Collected data:

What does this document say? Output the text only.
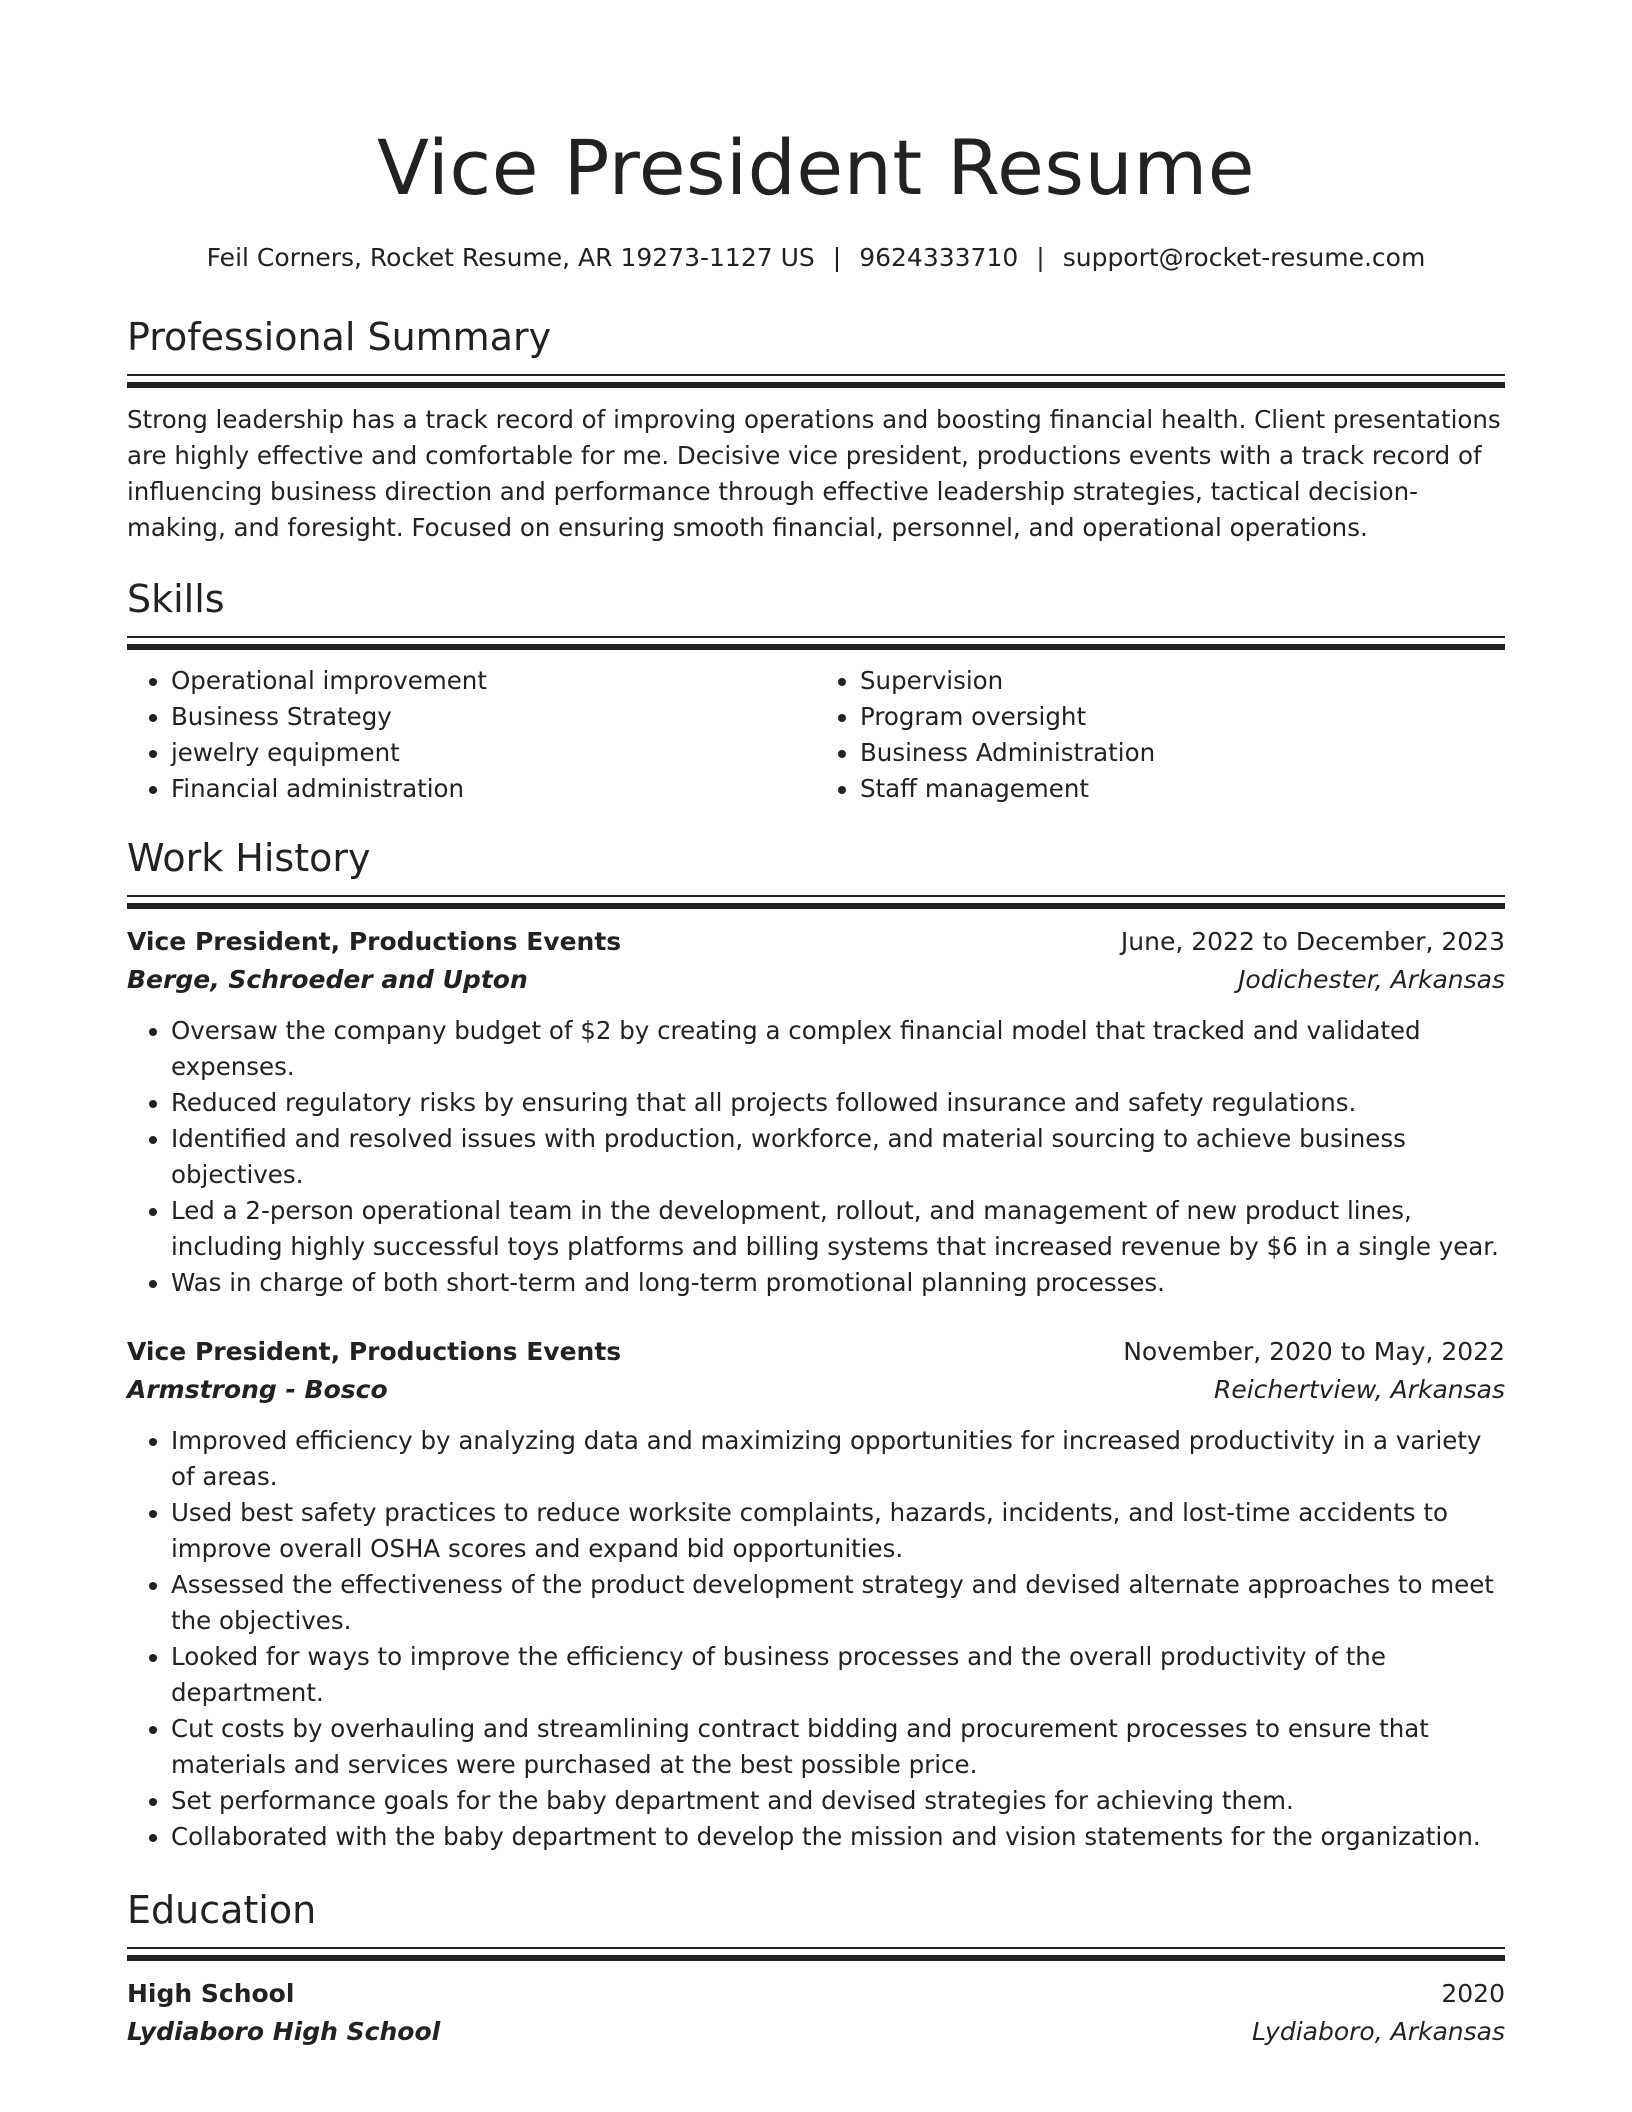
Vice President Resume
Feil Corners, Rocket Resume, AR 19273-1127 US | 9624333710 | support@rocket-resume.com
Professional Summary
Strong leadership has a track record of improving operations and boosting financial health. Client presentations are highly effective and comfortable for me. Decisive vice president, productions events with a track record of influencing business direction and performance through effective leadership strategies, tactical decision-making, and foresight. Focused on ensuring smooth financial, personnel, and operational operations.
Skills
• Operational improvement
• Business Strategy
• jewelry equipment
• Financial administration
• Supervision
• Program oversight
• Business Administration
• Staff management
Work History
Vice President, Productions Events	June, 2022 to December, 2023
Berge, Schroeder and Upton	Jodichester, Arkansas
• Oversaw the company budget of $2 by creating a complex financial model that tracked and validated expenses.
• Reduced regulatory risks by ensuring that all projects followed insurance and safety regulations.
• Identified and resolved issues with production, workforce, and material sourcing to achieve business objectives.
• Led a 2-person operational team in the development, rollout, and management of new product lines, including highly successful toys platforms and billing systems that increased revenue by $6 in a single year.
• Was in charge of both short-term and long-term promotional planning processes.
Vice President, Productions Events	November, 2020 to May, 2022
Armstrong - Bosco	Reichertview, Arkansas
• Improved efficiency by analyzing data and maximizing opportunities for increased productivity in a variety of areas.
• Used best safety practices to reduce worksite complaints, hazards, incidents, and lost-time accidents to improve overall OSHA scores and expand bid opportunities.
• Assessed the effectiveness of the product development strategy and devised alternate approaches to meet the objectives.
• Looked for ways to improve the efficiency of business processes and the overall productivity of the department.
• Cut costs by overhauling and streamlining contract bidding and procurement processes to ensure that materials and services were purchased at the best possible price.
• Set performance goals for the baby department and devised strategies for achieving them.
• Collaborated with the baby department to develop the mission and vision statements for the organization.
Education
High School	2020
Lydiaboro High School	Lydiaboro, Arkansas
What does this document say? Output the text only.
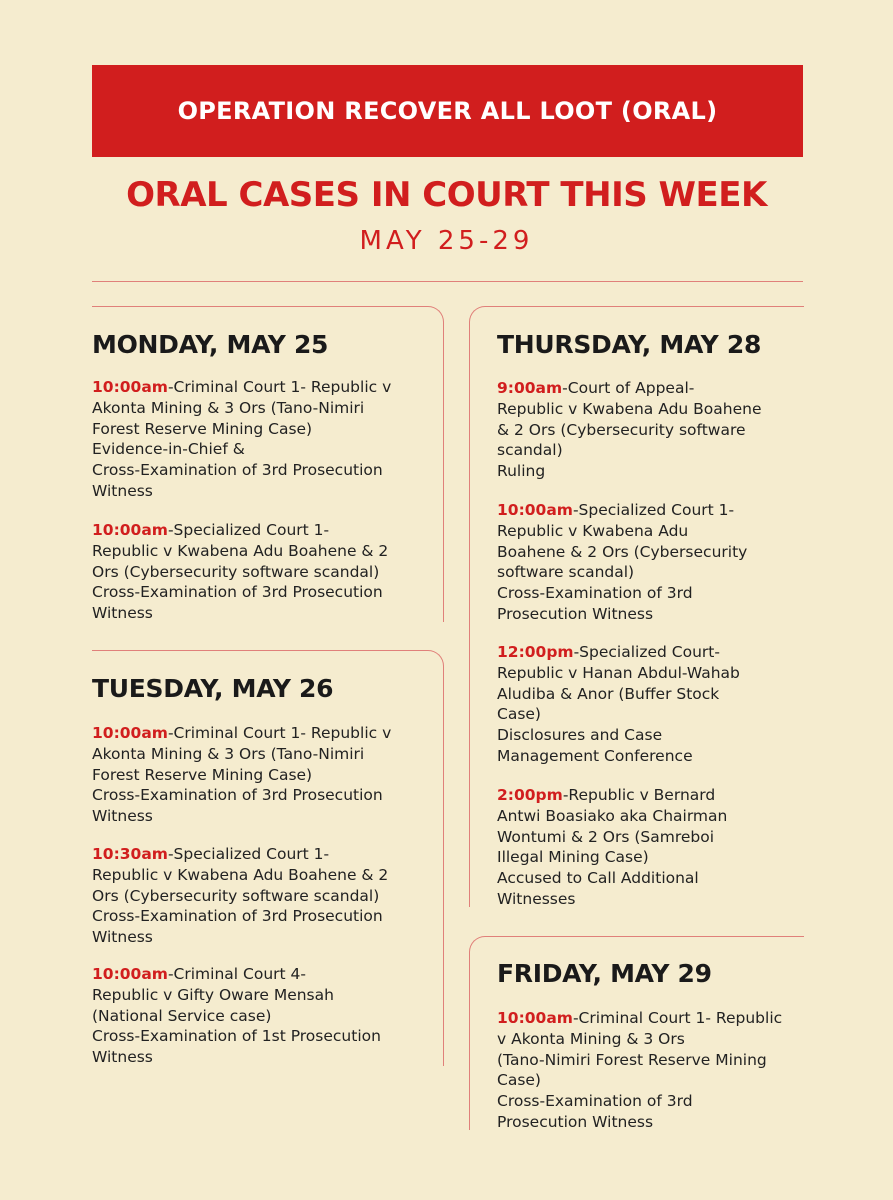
OPERATION RECOVER ALL LOOT (ORAL)
ORAL CASES IN COURT THIS WEEK
MAY 25-29
MONDAY, MAY 25
10:00am-Criminal Court 1- Republic v
Akonta Mining & 3 Ors (Tano-Nimiri
Forest Reserve Mining Case)
Evidence-in-Chief &
Cross-Examination of 3rd Prosecution
Witness
10:00am-Specialized Court 1-
Republic v Kwabena Adu Boahene & 2
Ors (Cybersecurity software scandal)
Cross-Examination of 3rd Prosecution
Witness
TUESDAY, MAY 26
10:00am-Criminal Court 1- Republic v
Akonta Mining & 3 Ors (Tano-Nimiri
Forest Reserve Mining Case)
Cross-Examination of 3rd Prosecution
Witness
10:30am-Specialized Court 1-
Republic v Kwabena Adu Boahene & 2
Ors (Cybersecurity software scandal)
Cross-Examination of 3rd Prosecution
Witness
10:00am-Criminal Court 4-
Republic v Gifty Oware Mensah
(National Service case)
Cross-Examination of 1st Prosecution
Witness
THURSDAY, MAY 28
9:00am-Court of Appeal-
Republic v Kwabena Adu Boahene
& 2 Ors (Cybersecurity software
scandal)
Ruling
10:00am-Specialized Court 1-
Republic v Kwabena Adu
Boahene & 2 Ors (Cybersecurity
software scandal)
Cross-Examination of 3rd
Prosecution Witness
12:00pm-Specialized Court-
Republic v Hanan Abdul-Wahab
Aludiba & Anor (Buffer Stock
Case)
Disclosures and Case
Management Conference
2:00pm-Republic v Bernard
Antwi Boasiako aka Chairman
Wontumi & 2 Ors (Samreboi
Illegal Mining Case)
Accused to Call Additional
Witnesses
FRIDAY, MAY 29
10:00am-Criminal Court 1- Republic
v Akonta Mining & 3 Ors
(Tano-Nimiri Forest Reserve Mining
Case)
Cross-Examination of 3rd
Prosecution Witness
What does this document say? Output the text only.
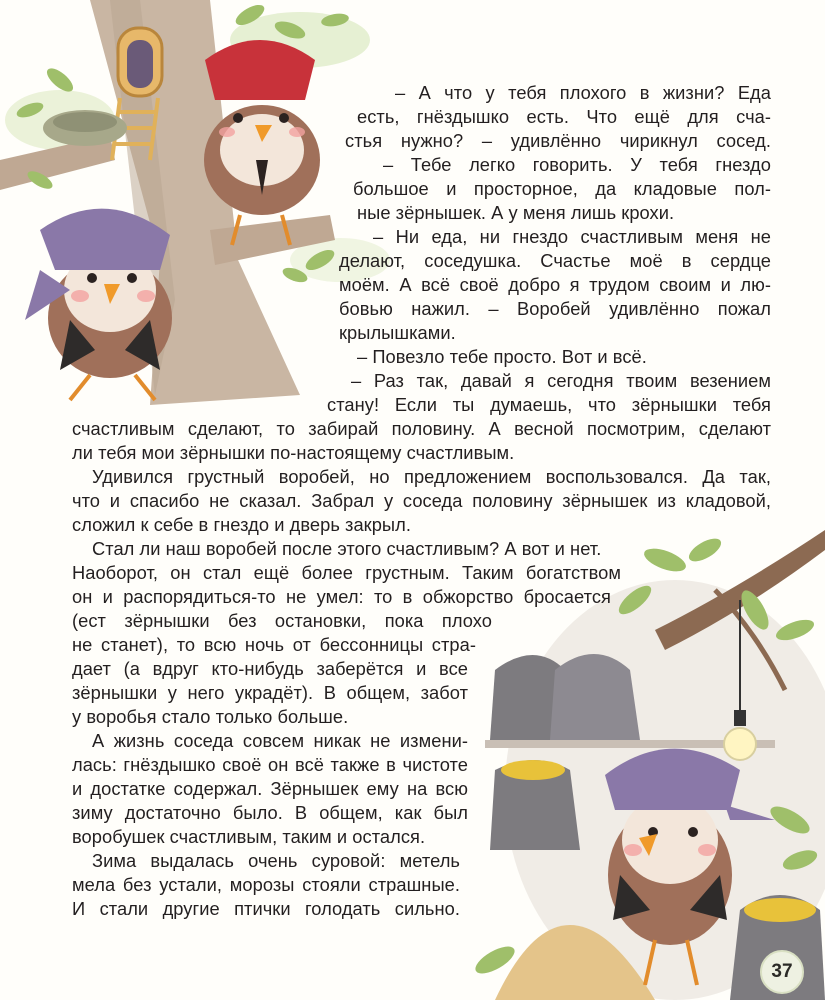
– А что у тебя плохого в жизни? Еда
есть, гнёздышко есть. Что ещё для сча-
стья нужно? – удивлённо чирикнул сосед.
– Тебе легко говорить. У тебя гнездо
большое и просторное, да кладовые пол-
ные зёрнышек. А у меня лишь крохи.
– Ни еда, ни гнездо счастливым меня не
делают, соседушка. Счастье моё в сердце
моём. А всё своё добро я трудом своим и лю-
бовью нажил. – Воробей удивлённо пожал
крылышками.
– Повезло тебе просто. Вот и всё.
– Раз так, давай я сегодня твоим везением
стану! Если ты думаешь, что зёрнышки тебя
счастливым сделают, то забирай половину. А весной посмотрим, сделают
ли тебя мои зёрнышки по-настоящему счастливым.
Удивился грустный воробей, но предложением воспользовался. Да так,
что и спасибо не сказал. Забрал у соседа половину зёрнышек из кладовой,
сложил к себе в гнездо и дверь закрыл.
Стал ли наш воробей после этого счастливым? А вот и нет.
Наоборот, он стал ещё более грустным. Таким богатством
он и распорядиться-то не умел: то в обжорство бросается
(ест зёрнышки без остановки, пока плохо
не станет), то всю ночь от бессонницы стра-
дает (а вдруг кто-нибудь заберётся и все
зёрнышки у него украдёт). В общем, забот
у воробья стало только больше.
А жизнь соседа совсем никак не измени-
лась: гнёздышко своё он всё также в чистоте
и достатке содержал. Зёрнышек ему на всю
зиму достаточно было. В общем, как был
воробушек счастливым, таким и остался.
Зима выдалась очень суровой: метель
мела без устали, морозы стояли страшные.
И стали другие птички голодать сильно.
37
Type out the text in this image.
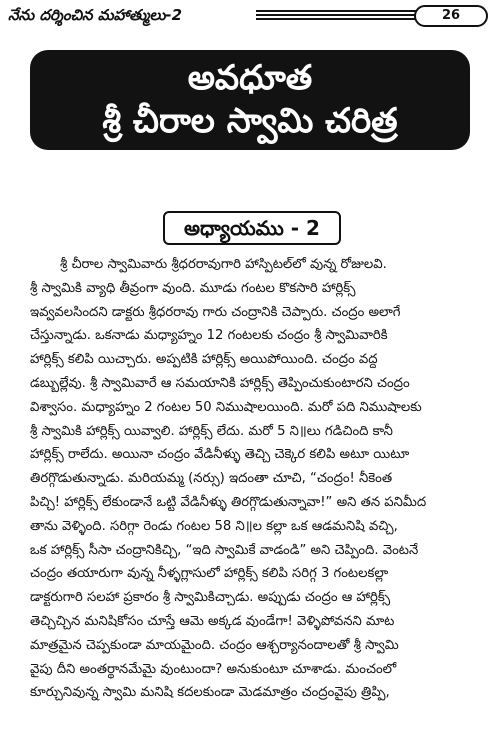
నేను దర్శించిన మహాత్ములు-2	26
అవధూత
శ్రీ చీరాల స్వామి చరిత్ర
అధ్యాయము - 2
శ్రీ చీరాల స్వామివారు శ్రీధరరావుగారి హాస్పిటల్‌లో వున్న రోజులవి.
శ్రీ స్వామికి వ్యాధి తీవ్రంగా వుంది. మూడు గంటల కొకసారి హార్లిక్స్
ఇవ్వవలసిందని డాక్టరు శ్రీధరరావు గారు చంద్రానికి చెప్పారు. చంద్రం అలాగే
చేస్తున్నాడు. ఒకనాడు మధ్యాహ్నం 12 గంటలకు చంద్రం శ్రీ స్వామివారికి
హార్లిక్స్ కలిపి యిచ్చారు. అప్పటికి హార్లిక్స్ అయిపోయింది. చంద్రం వద్ద
డబ్బుల్లేవు. శ్రీ స్వామివారే ఆ సమయానికి హార్లిక్స్ తెప్పించుకుంటారని చంద్రం
విశ్వాసం. మధ్యాహ్నం 2 గంటల 50 నిముషాలయింది. మరో పది నిముషాలకు
శ్రీ స్వామికి హార్లిక్స్ యివ్వాలి. హార్లిక్స్ లేదు. మరో 5 ని॥లు గడిచింది కానీ
హార్లిక్స్ రాలేదు. అయినా చంద్రం వేడినీళ్ళు తెచ్చి చెక్కెర కలిపి అటూ యిటూ
తిరగ్గొడుతున్నాడు. మరియమ్మ (నర్సు) ఇదంతా చూచి, “చంద్రం! నీకెంత
పిచ్చి! హార్లిక్స్ లేకుండానే ఒట్టి వేడినీళ్ళు తిరగ్గొడుతున్నావా!” అని తన పనిమీద
తాను వెళ్ళింది. సరిగ్గా రెండు గంటల 58 ని॥ల కల్లా ఒక ఆడమనిషి వచ్చి,
ఒక హార్లిక్స్ సీసా చంద్రానికిచ్చి, “ఇది స్వామికే వాడండి” అని చెప్పింది. వెంటనే
చంద్రం తయారుగా వున్న నీళ్ళగ్లాసులో హార్లిక్స్ కలిపి సరిగ్గ 3 గంటలకల్లా
డాక్టరుగారి సలహా ప్రకారం శ్రీ స్వామికిచ్చాడు. అప్పుడు చంద్రం ఆ హార్లిక్స్
తెచ్చిచ్చిన మనిషికోసం చూస్తే ఆమె అక్కడ వుండేగా! వెళ్ళిపోవనని మాట
మాత్రమైన చెప్పకుండా మాయమైంది. చంద్రం ఆశ్చర్యానందాలతో శ్రీ స్వామి
వైపు దీని అంతర్థానమేమై వుంటుందా? అనుకుంటూ చూశాడు. మంచంలో
కూర్చునివున్న స్వామి మనిషి కదలకుండా మెడమాత్రం చంద్రంవైపు త్రిప్పి,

### Given request
Lines that hold "scandal" are the ones to copy; find all of them.

### The solution
Ors (Cybersecurity software scandal)
Ors (Cybersecurity software scandal)
scandal)
software scandal)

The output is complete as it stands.